[Stored data]
----

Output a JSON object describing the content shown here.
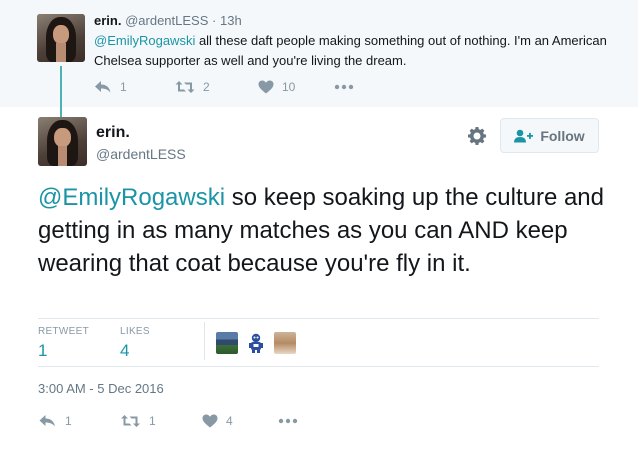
{
  "parent_tweet": {
    "name": "erin.",
    "handle": "@ardentLESS",
    "time": "13h",
    "mention": "@EmilyRogawski",
    "text": " all these daft people making something out of nothing. I'm an American Chelsea supporter as well and you're living the dream.",
    "actions": {
      "reply_count": "1",
      "retweet_count": "2",
      "like_count": "10"
    }
  },
  "main_tweet": {
    "name": "erin.",
    "handle": "@ardentLESS",
    "follow_label": "Follow",
    "mention": "@EmilyRogawski",
    "text": " so keep soaking up the culture and getting in as many matches as you can AND keep wearing that coat because you're fly in it.",
    "stats": {
      "retweet_label": "RETWEET",
      "retweet_count": "1",
      "likes_label": "LIKES",
      "likes_count": "4"
    },
    "timestamp": "3:00 AM - 5 Dec 2016",
    "actions": {
      "reply_count": "1",
      "retweet_count": "1",
      "like_count": "4"
    }
  },
  "colors": {
    "accent": "#1b95a6",
    "icon_gray": "#8899a6",
    "thread_line": "#4bb3b3"
  },
  "icons": [
    "reply-icon",
    "retweet-icon",
    "heart-icon",
    "more-icon",
    "gear-icon",
    "follow-person-icon"
  ]
}
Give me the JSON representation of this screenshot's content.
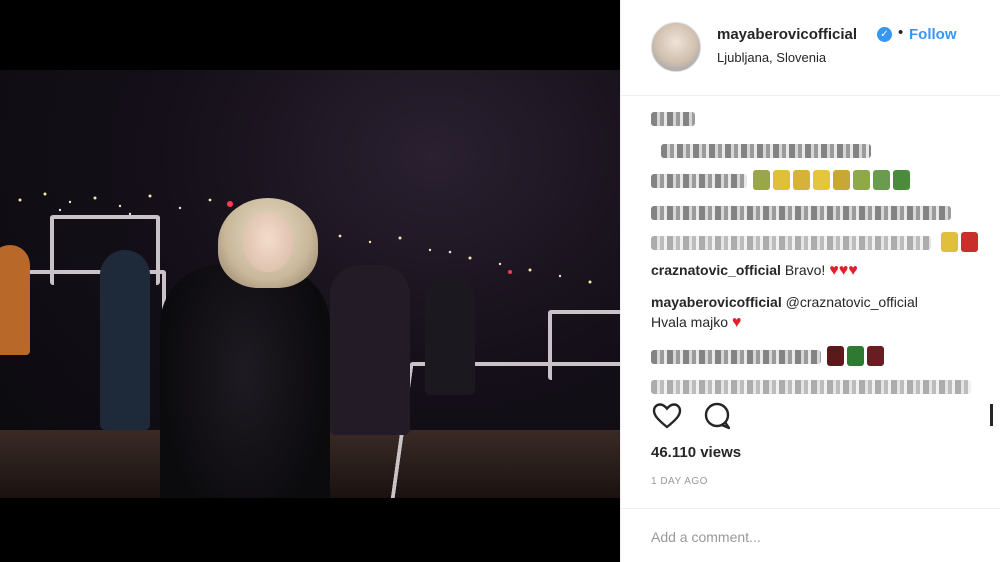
{
  "post": {
    "username": "mayaberovicofficial",
    "verified_icon": "verified-badge-icon",
    "separator": "•",
    "follow_label": "Follow",
    "location": "Ljubljana, Slovenia"
  },
  "comments": [
    {
      "user": "craznatovic_official",
      "text": " Bravo!"
    },
    {
      "user": "mayaberovicofficial",
      "mention": " @craznatovic_official",
      "text": "Hvala majko"
    }
  ],
  "actions": {
    "like_icon": "heart-outline-icon",
    "comment_icon": "comment-bubble-icon"
  },
  "stats": {
    "views": "46.110 views",
    "time_ago": "1 day ago"
  },
  "add_comment": {
    "placeholder": "Add a comment..."
  },
  "colors": {
    "accent": "#3897f0",
    "heart": "#e0212c",
    "text": "#262626",
    "muted": "#999999"
  }
}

----

Exercise objective -> Transcribe every record above exactly as written, leaving out any pictures.

Response to this exercise ->
Output a JSON object describing the content shown here.
{
  "parent_tweet": {
    "name": "erin.",
    "handle": "@ardentLESS",
    "time": "13h",
    "mention": "@EmilyRogawski",
    "text": " all these daft people making something out of nothing. I'm an American Chelsea supporter as well and you're living the dream.",
    "actions": {
      "reply_count": "1",
      "retweet_count": "2",
      "like_count": "10"
    }
  },
  "main_tweet": {
    "name": "erin.",
    "handle": "@ardentLESS",
    "follow_label": "Follow",
    "mention": "@EmilyRogawski",
    "text": " so keep soaking up the culture and getting in as many matches as you can AND keep wearing that coat because you're fly in it.",
    "stats": {
      "retweet_label": "RETWEET",
      "retweet_count": "1",
      "likes_label": "LIKES",
      "likes_count": "4"
    },
    "timestamp": "3:00 AM - 5 Dec 2016",
    "actions": {
      "reply_count": "1",
      "retweet_count": "1",
      "like_count": "4"
    }
  },
  "colors": {
    "accent": "#1b95a6",
    "icon_gray": "#8899a6",
    "thread_line": "#4bb3b3"
  },
  "icons": [
    "reply-icon",
    "retweet-icon",
    "heart-icon",
    "more-icon",
    "gear-icon",
    "follow-person-icon"
  ]
}
Give me the JSON representation of this screenshot's content.
{
  "post": {
    "username": "mayaberovicofficial",
    "verified_icon": "verified-badge-icon",
    "separator": "•",
    "follow_label": "Follow",
    "location": "Ljubljana, Slovenia"
  },
  "comments": [
    {
      "user": "craznatovic_official",
      "text": " Bravo!"
    },
    {
      "user": "mayaberovicofficial",
      "mention": " @craznatovic_official",
      "text": "Hvala majko"
    }
  ],
  "actions": {
    "like_icon": "heart-outline-icon",
    "comment_icon": "comment-bubble-icon"
  },
  "stats": {
    "views": "46.110 views",
    "time_ago": "1 day ago"
  },
  "add_comment": {
    "placeholder": "Add a comment..."
  },
  "colors": {
    "accent": "#3897f0",
    "heart": "#e0212c",
    "text": "#262626",
    "muted": "#999999"
  }
}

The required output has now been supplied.